[Extracted records]
-- begin --

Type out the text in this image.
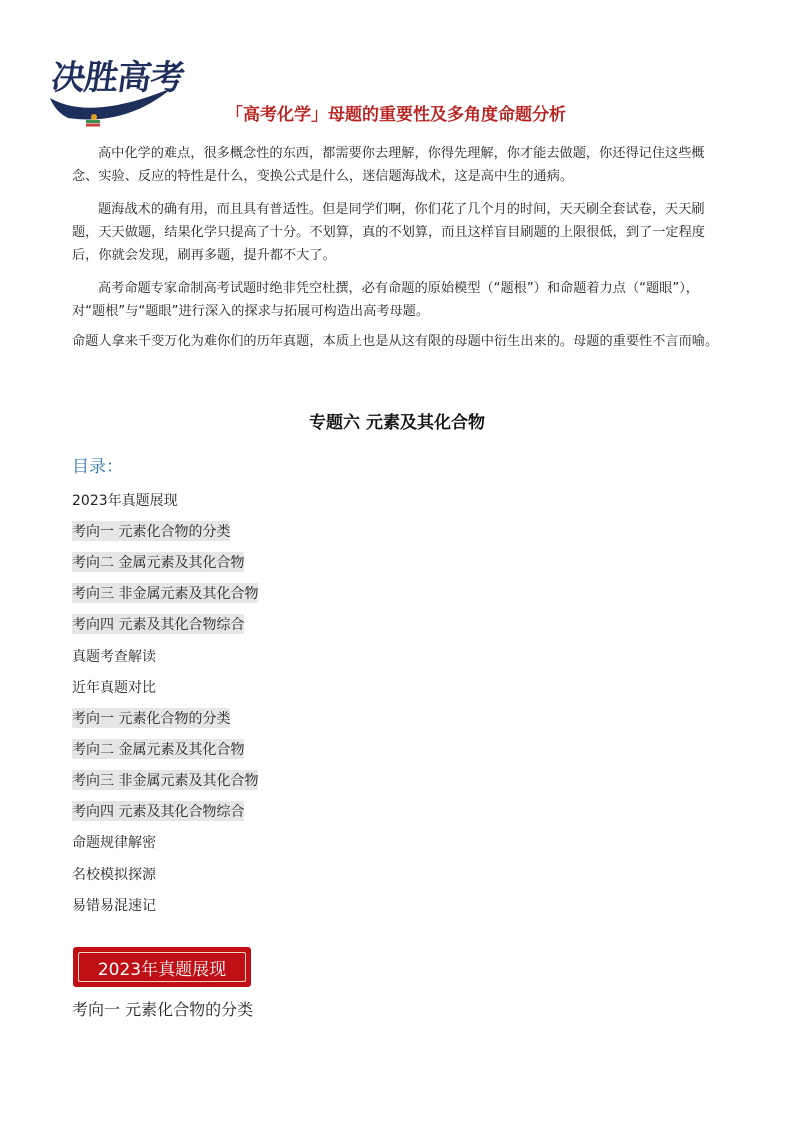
决胜高考
「高考化学」母题的重要性及多角度命题分析

高中化学的难点，很多概念性的东西，都需要你去理解，你得先理解，你才能去做题，你还得记住这些概念、实验、反应的特性是什么，变换公式是什么，迷信题海战术，这是高中生的通病。

题海战术的确有用，而且具有普适性。但是同学们啊，你们花了几个月的时间，天天刷全套试卷，天天刷题，天天做题，结果化学只提高了十分。不划算，真的不划算，而且这样盲目刷题的上限很低，到了一定程度后，你就会发现，刷再多题，提升都不大了。

高考命题专家命制高考试题时绝非凭空杜撰，必有命题的原始模型（“题根”）和命题着力点（“题眼”），对“题根”与“题眼”进行深入的探求与拓展可构造出高考母题。

命题人拿来千变万化为难你们的历年真题，本质上也是从这有限的母题中衍生出来的。母题的重要性不言而喻。

专题六 元素及其化合物
目录：
2023年真题展现
考向一 元素化合物的分类
考向二 金属元素及其化合物
考向三 非金属元素及其化合物
考向四 元素及其化合物综合
真题考查解读
近年真题对比
考向一 元素化合物的分类
考向二 金属元素及其化合物
考向三 非金属元素及其化合物
考向四 元素及其化合物综合
命题规律解密
名校模拟探源
易错易混速记
2023年真题展现
考向一 元素化合物的分类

-- end --

◆ Given exercise ◆
In this exercise, set down all of the data exactly, without the pictures.

◆ Final result ◆
Type out the text in this image.
决胜高考
「高考化学」母题的重要性及多角度命题分析

高中化学的难点，很多概念性的东西，都需要你去理解，你得先理解，你才能去做题，你还得记住这些概念、实验、反应的特性是什么，变换公式是什么，迷信题海战术，这是高中生的通病。

题海战术的确有用，而且具有普适性。但是同学们啊，你们花了几个月的时间，天天刷全套试卷，天天刷题，天天做题，结果化学只提高了十分。不划算，真的不划算，而且这样盲目刷题的上限很低，到了一定程度后，你就会发现，刷再多题，提升都不大了。

高考命题专家命制高考试题时绝非凭空杜撰，必有命题的原始模型（“题根”）和命题着力点（“题眼”），对“题根”与“题眼”进行深入的探求与拓展可构造出高考母题。

命题人拿来千变万化为难你们的历年真题，本质上也是从这有限的母题中衍生出来的。母题的重要性不言而喻。

专题六 元素及其化合物
目录：
2023年真题展现
考向一 元素化合物的分类
考向二 金属元素及其化合物
考向三 非金属元素及其化合物
考向四 元素及其化合物综合
真题考查解读
近年真题对比
考向一 元素化合物的分类
考向二 金属元素及其化合物
考向三 非金属元素及其化合物
考向四 元素及其化合物综合
命题规律解密
名校模拟探源
易错易混速记
2023年真题展现
考向一 元素化合物的分类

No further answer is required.